## begin Task data
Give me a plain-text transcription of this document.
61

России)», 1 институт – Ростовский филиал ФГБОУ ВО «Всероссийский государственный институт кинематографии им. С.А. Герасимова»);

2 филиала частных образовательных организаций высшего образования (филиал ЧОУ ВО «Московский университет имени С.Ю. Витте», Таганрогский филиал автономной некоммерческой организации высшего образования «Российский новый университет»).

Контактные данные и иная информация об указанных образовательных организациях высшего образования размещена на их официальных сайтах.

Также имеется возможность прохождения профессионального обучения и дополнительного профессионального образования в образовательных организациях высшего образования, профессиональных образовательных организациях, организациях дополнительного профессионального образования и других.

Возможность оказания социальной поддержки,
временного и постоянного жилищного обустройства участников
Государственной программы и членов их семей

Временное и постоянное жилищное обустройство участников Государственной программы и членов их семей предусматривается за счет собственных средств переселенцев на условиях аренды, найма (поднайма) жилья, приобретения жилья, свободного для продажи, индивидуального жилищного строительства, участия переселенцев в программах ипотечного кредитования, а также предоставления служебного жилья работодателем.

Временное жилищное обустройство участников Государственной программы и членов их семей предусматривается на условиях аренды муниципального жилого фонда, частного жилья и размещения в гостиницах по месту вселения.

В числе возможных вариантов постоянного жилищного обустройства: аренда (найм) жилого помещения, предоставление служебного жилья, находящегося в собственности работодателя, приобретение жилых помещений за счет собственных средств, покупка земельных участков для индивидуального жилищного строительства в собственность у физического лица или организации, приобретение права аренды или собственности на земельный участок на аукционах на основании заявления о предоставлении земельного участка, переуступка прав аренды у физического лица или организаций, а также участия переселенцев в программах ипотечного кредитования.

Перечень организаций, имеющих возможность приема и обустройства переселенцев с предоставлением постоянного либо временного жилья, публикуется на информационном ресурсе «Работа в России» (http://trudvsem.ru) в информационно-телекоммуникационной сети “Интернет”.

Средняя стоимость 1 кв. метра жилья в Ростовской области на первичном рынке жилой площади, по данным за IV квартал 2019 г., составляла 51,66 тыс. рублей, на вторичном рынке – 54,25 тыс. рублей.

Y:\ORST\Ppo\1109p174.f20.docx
## end Task data
**Problem**: Write down all the entries again without a single difference.

**Result of the exercise**:
Give me a plain-text transcription of this document.
61

России)», 1 институт – Ростовский филиал ФГБОУ ВО «Всероссийский государственный институт кинематографии им. С.А. Герасимова»);

2 филиала частных образовательных организаций высшего образования (филиал ЧОУ ВО «Московский университет имени С.Ю. Витте», Таганрогский филиал автономной некоммерческой организации высшего образования «Российский новый университет»).

Контактные данные и иная информация об указанных образовательных организациях высшего образования размещена на их официальных сайтах.

Также имеется возможность прохождения профессионального обучения и дополнительного профессионального образования в образовательных организациях высшего образования, профессиональных образовательных организациях, организациях дополнительного профессионального образования и других.

Возможность оказания социальной поддержки,
временного и постоянного жилищного обустройства участников
Государственной программы и членов их семей

Временное и постоянное жилищное обустройство участников Государственной программы и членов их семей предусматривается за счет собственных средств переселенцев на условиях аренды, найма (поднайма) жилья, приобретения жилья, свободного для продажи, индивидуального жилищного строительства, участия переселенцев в программах ипотечного кредитования, а также предоставления служебного жилья работодателем.

Временное жилищное обустройство участников Государственной программы и членов их семей предусматривается на условиях аренды муниципального жилого фонда, частного жилья и размещения в гостиницах по месту вселения.

В числе возможных вариантов постоянного жилищного обустройства: аренда (найм) жилого помещения, предоставление служебного жилья, находящегося в собственности работодателя, приобретение жилых помещений за счет собственных средств, покупка земельных участков для индивидуального жилищного строительства в собственность у физического лица или организации, приобретение права аренды или собственности на земельный участок на аукционах на основании заявления о предоставлении земельного участка, переуступка прав аренды у физического лица или организаций, а также участия переселенцев в программах ипотечного кредитования.

Перечень организаций, имеющих возможность приема и обустройства переселенцев с предоставлением постоянного либо временного жилья, публикуется на информационном ресурсе «Работа в России» (http://trudvsem.ru) в информационно-телекоммуникационной сети “Интернет”.

Средняя стоимость 1 кв. метра жилья в Ростовской области на первичном рынке жилой площади, по данным за IV квартал 2019 г., составляла 51,66 тыс. рублей, на вторичном рынке – 54,25 тыс. рублей.

Y:\ORST\Ppo\1109p174.f20.docx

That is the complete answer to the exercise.